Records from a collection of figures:
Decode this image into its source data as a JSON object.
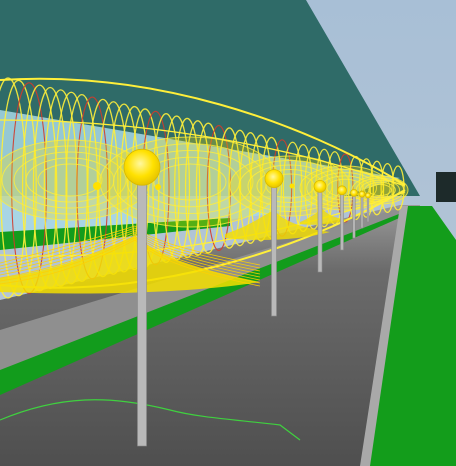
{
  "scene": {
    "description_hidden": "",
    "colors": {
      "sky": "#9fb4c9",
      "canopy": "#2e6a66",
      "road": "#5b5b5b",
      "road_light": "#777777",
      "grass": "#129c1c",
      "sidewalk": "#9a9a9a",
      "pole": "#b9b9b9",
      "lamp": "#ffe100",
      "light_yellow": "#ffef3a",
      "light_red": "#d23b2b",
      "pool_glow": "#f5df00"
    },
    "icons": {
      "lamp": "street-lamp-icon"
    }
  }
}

* * *

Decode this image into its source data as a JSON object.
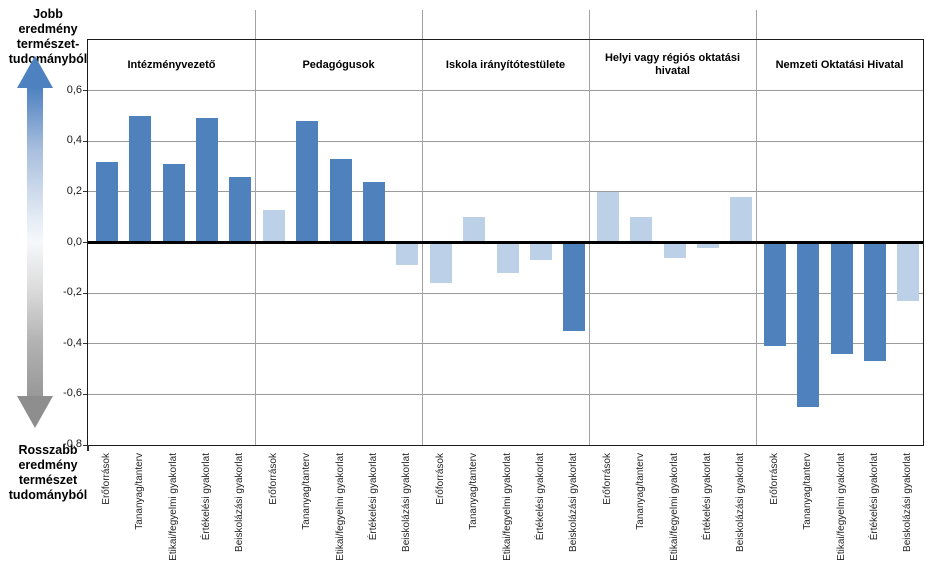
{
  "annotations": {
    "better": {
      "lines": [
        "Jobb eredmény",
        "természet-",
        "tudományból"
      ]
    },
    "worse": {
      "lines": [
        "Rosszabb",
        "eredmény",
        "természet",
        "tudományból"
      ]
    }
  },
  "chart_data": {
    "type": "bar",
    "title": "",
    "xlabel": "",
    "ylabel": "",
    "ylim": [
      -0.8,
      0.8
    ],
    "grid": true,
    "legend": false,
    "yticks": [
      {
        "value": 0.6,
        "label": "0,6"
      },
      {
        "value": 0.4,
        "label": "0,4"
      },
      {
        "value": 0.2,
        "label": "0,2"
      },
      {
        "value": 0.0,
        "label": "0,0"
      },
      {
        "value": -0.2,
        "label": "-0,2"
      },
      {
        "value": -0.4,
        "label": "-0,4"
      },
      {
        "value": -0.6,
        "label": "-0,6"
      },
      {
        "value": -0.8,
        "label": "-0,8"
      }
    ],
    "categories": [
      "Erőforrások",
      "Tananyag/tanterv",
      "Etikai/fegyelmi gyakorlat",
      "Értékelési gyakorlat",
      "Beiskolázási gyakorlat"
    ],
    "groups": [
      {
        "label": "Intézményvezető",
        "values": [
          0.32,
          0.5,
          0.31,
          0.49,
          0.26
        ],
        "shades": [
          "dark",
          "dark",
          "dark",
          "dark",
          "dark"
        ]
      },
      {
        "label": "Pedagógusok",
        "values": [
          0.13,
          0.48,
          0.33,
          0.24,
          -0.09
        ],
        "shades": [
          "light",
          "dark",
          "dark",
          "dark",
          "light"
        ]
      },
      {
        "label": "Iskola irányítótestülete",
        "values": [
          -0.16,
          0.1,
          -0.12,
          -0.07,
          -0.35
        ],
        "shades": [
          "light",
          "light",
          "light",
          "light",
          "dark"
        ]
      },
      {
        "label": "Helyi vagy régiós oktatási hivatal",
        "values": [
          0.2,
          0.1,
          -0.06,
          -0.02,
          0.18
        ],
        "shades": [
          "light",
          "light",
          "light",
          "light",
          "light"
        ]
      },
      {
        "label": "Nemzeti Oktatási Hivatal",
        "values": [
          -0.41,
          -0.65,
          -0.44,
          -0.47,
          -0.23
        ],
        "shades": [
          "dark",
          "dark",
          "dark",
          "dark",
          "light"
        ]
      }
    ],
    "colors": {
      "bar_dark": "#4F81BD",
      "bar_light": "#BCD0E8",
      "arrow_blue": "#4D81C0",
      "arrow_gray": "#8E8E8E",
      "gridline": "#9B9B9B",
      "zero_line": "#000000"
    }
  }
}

• **Written request**: Find each line holding the string "gyakorlat" and copy it out.

• **Exercise solution**:
      "Etikai/fegyelmi gyakorlat",
      "Értékelési gyakorlat",
      "Beiskolázási gyakorlat"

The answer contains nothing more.